***** Task inputs

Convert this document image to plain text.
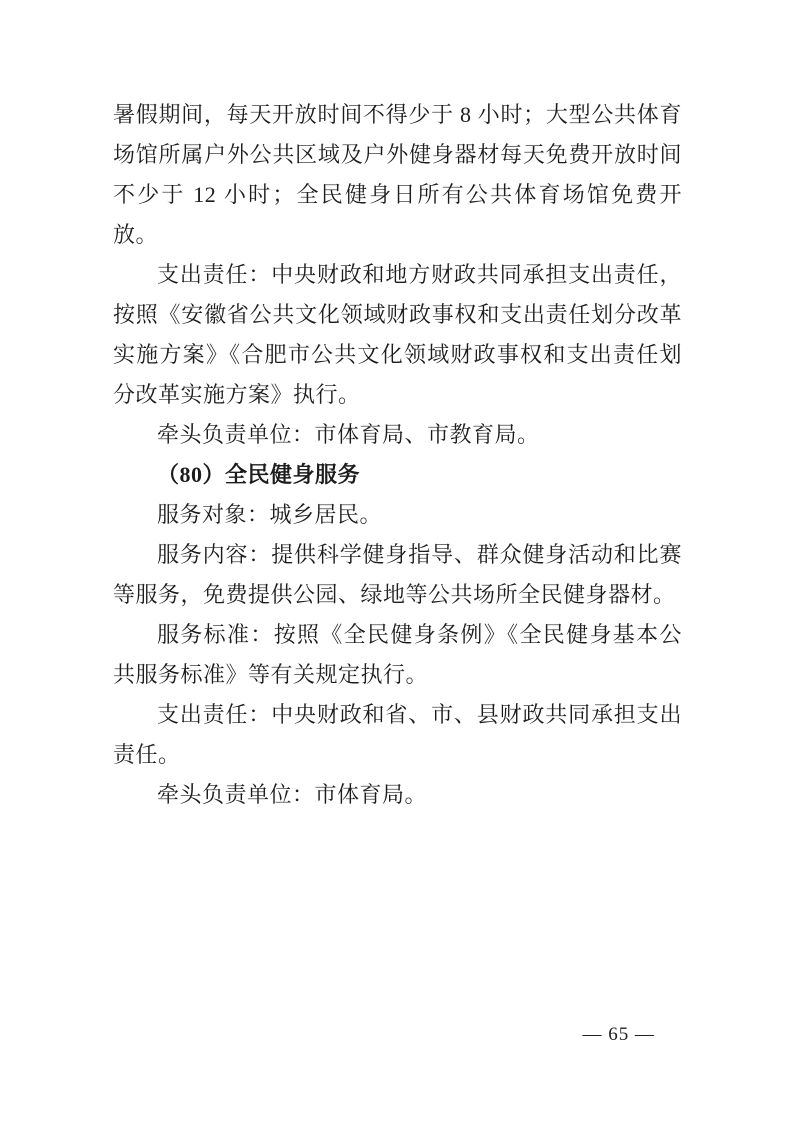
暑假期间，每天开放时间不得少于 8 小时；大型公共体育场馆所属户外公共区域及户外健身器材每天免费开放时间不少于 12 小时；全民健身日所有公共体育场馆免费开放。

支出责任：中央财政和地方财政共同承担支出责任，按照《安徽省公共文化领域财政事权和支出责任划分改革实施方案》《合肥市公共文化领域财政事权和支出责任划分改革实施方案》执行。

牵头负责单位：市体育局、市教育局。

（80）全民健身服务

服务对象：城乡居民。

服务内容：提供科学健身指导、群众健身活动和比赛等服务，免费提供公园、绿地等公共场所全民健身器材。

服务标准：按照《全民健身条例》《全民健身基本公共服务标准》等有关规定执行。

支出责任：中央财政和省、市、县财政共同承担支出责任。

牵头负责单位：市体育局。

— 65 —
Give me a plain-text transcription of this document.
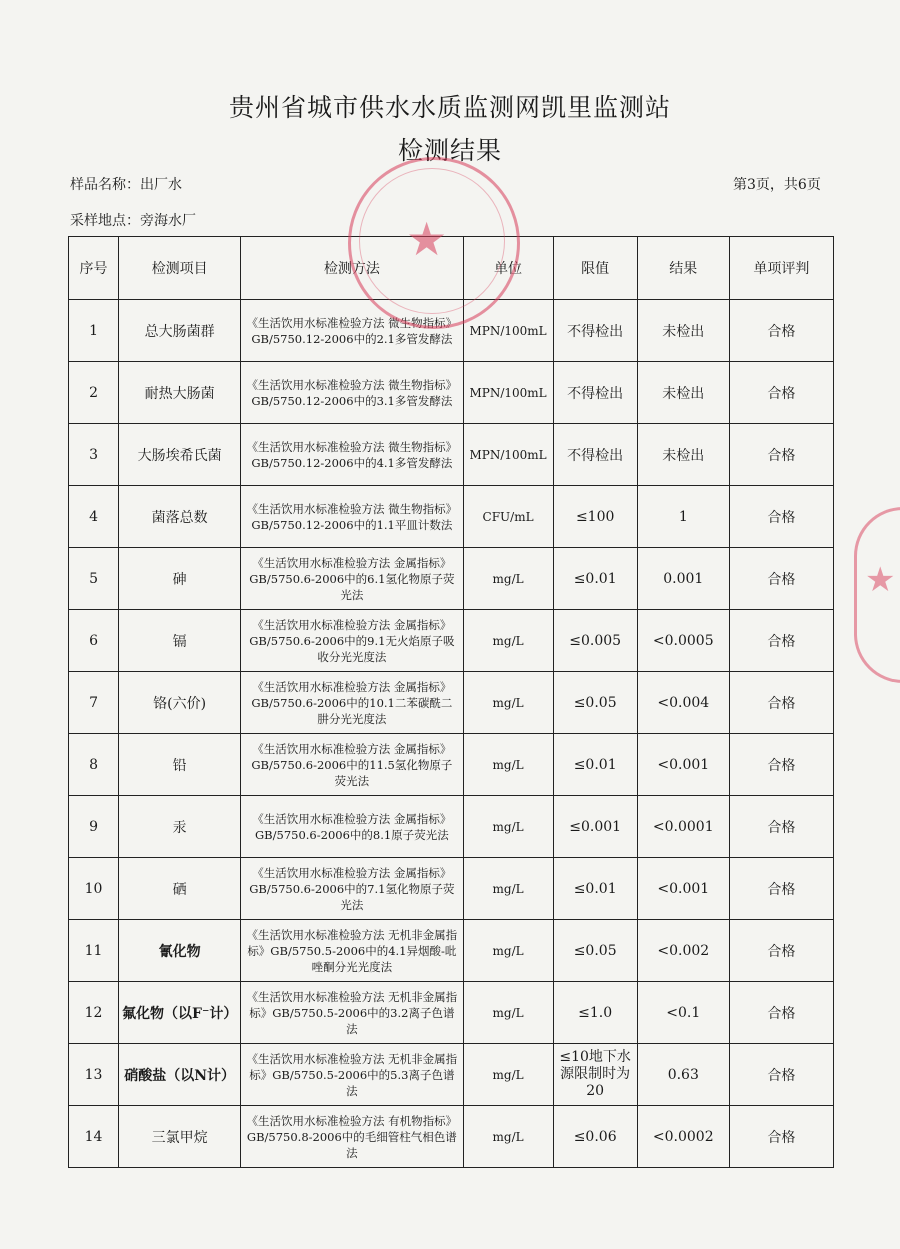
贵州省城市供水水质监测网凯里监测站
检测结果
样品名称：出厂水	第3页，共6页
采样地点：旁海水厂
序号	检测项目	检测方法	单位	限值	结果	单项评判
1	总大肠菌群	《生活饮用水标准检验方法 微生物指标》GB/5750.12-2006中的2.1多管发酵法	MPN/100mL	不得检出	未检出	合格
2	耐热大肠菌	《生活饮用水标准检验方法 微生物指标》GB/5750.12-2006中的3.1多管发酵法	MPN/100mL	不得检出	未检出	合格
3	大肠埃希氏菌	《生活饮用水标准检验方法 微生物指标》GB/5750.12-2006中的4.1多管发酵法	MPN/100mL	不得检出	未检出	合格
4	菌落总数	《生活饮用水标准检验方法 微生物指标》GB/5750.12-2006中的1.1平皿计数法	CFU/mL	≤100	1	合格
5	砷	《生活饮用水标准检验方法 金属指标》GB/5750.6-2006中的6.1氢化物原子荧光法	mg/L	≤0.01	0.001	合格
6	镉	《生活饮用水标准检验方法 金属指标》GB/5750.6-2006中的9.1无火焰原子吸收分光光度法	mg/L	≤0.005	<0.0005	合格
7	铬(六价)	《生活饮用水标准检验方法 金属指标》GB/5750.6-2006中的10.1二苯碳酰二肼分光光度法	mg/L	≤0.05	<0.004	合格
8	铅	《生活饮用水标准检验方法 金属指标》GB/5750.6-2006中的11.5氢化物原子荧光法	mg/L	≤0.01	<0.001	合格
9	汞	《生活饮用水标准检验方法 金属指标》GB/5750.6-2006中的8.1原子荧光法	mg/L	≤0.001	<0.0001	合格
10	硒	《生活饮用水标准检验方法 金属指标》GB/5750.6-2006中的7.1氢化物原子荧光法	mg/L	≤0.01	<0.001	合格
11	氰化物	《生活饮用水标准检验方法 无机非金属指标》GB/5750.5-2006中的4.1异烟酸-吡唑酮分光光度法	mg/L	≤0.05	<0.002	合格
12	氟化物（以F⁻计）	《生活饮用水标准检验方法 无机非金属指标》GB/5750.5-2006中的3.2离子色谱法	mg/L	≤1.0	<0.1	合格
13	硝酸盐（以N计）	《生活饮用水标准检验方法 无机非金属指标》GB/5750.5-2006中的5.3离子色谱法	mg/L	≤10地下水源限制时为20	0.63	合格
14	三氯甲烷	《生活饮用水标准检验方法 有机物指标》GB/5750.8-2006中的毛细管柱气相色谱法	mg/L	≤0.06	<0.0002	合格
★
★
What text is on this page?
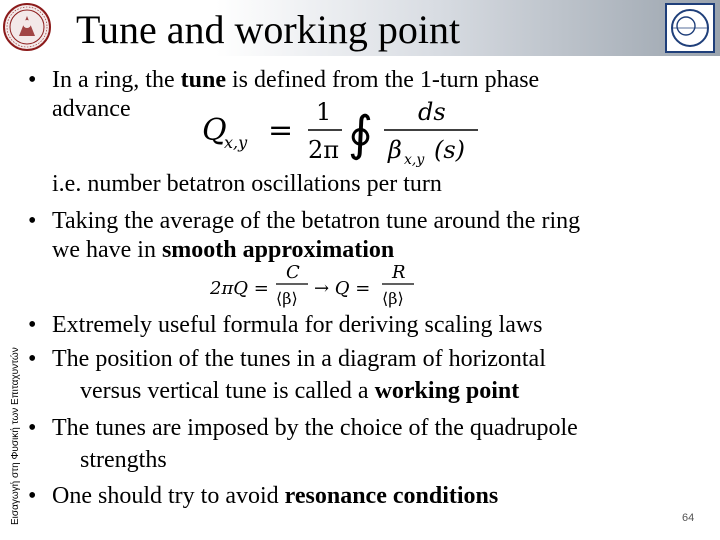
Tune and working point
Εισαγωγή στη Φυσική των Επιταχυντών
• In a ring, the tune is defined from the 1-turn phase
advance
Q
x,y =
1
2π ∮ ds
β x,y (s)
i.e. number betatron oscillations per turn
• Taking the average of the betatron tune around the ring
we have in smooth approximation
2πQ =
C
⟨β⟩ → Q =
R
⟨β⟩
• Extremely useful formula for deriving scaling laws
• The position of the tunes in a diagram of horizontal
versus vertical tune is called a working point
• The tunes are imposed by the choice of the quadrupole
strengths
• One should try to avoid resonance conditions
64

**********

## What you will do
Pull out every line in the material above where "betatron" occurs.

## Task result
i.e. number betatron oscillations per turn
• Taking the average of the betatron tune around the ring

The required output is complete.